══ Stored data

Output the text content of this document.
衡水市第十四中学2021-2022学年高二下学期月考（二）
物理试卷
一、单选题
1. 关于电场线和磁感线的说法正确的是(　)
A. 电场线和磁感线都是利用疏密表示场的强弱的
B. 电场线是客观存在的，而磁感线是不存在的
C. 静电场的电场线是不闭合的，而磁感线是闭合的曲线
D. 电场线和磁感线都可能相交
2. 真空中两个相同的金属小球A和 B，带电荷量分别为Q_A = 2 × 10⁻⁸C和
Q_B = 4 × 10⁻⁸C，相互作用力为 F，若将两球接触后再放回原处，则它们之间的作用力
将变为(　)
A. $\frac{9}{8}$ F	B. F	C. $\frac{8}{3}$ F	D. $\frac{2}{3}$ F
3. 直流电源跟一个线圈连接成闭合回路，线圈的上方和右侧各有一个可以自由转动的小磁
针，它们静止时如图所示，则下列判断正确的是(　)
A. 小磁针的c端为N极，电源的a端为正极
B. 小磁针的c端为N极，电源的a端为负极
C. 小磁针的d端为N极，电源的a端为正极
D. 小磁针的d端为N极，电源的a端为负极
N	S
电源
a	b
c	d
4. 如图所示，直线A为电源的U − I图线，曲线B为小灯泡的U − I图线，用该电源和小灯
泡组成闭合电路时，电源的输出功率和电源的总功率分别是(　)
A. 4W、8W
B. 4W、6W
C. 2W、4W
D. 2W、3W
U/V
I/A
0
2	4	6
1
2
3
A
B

════

● **Goal**
Show the lines of the material that contain the word "小磁针的d端为N极".

● **Written solution**
C. 小磁针的d端为N极，电源的a端为正极
D. 小磁针的d端为N极，电源的a端为负极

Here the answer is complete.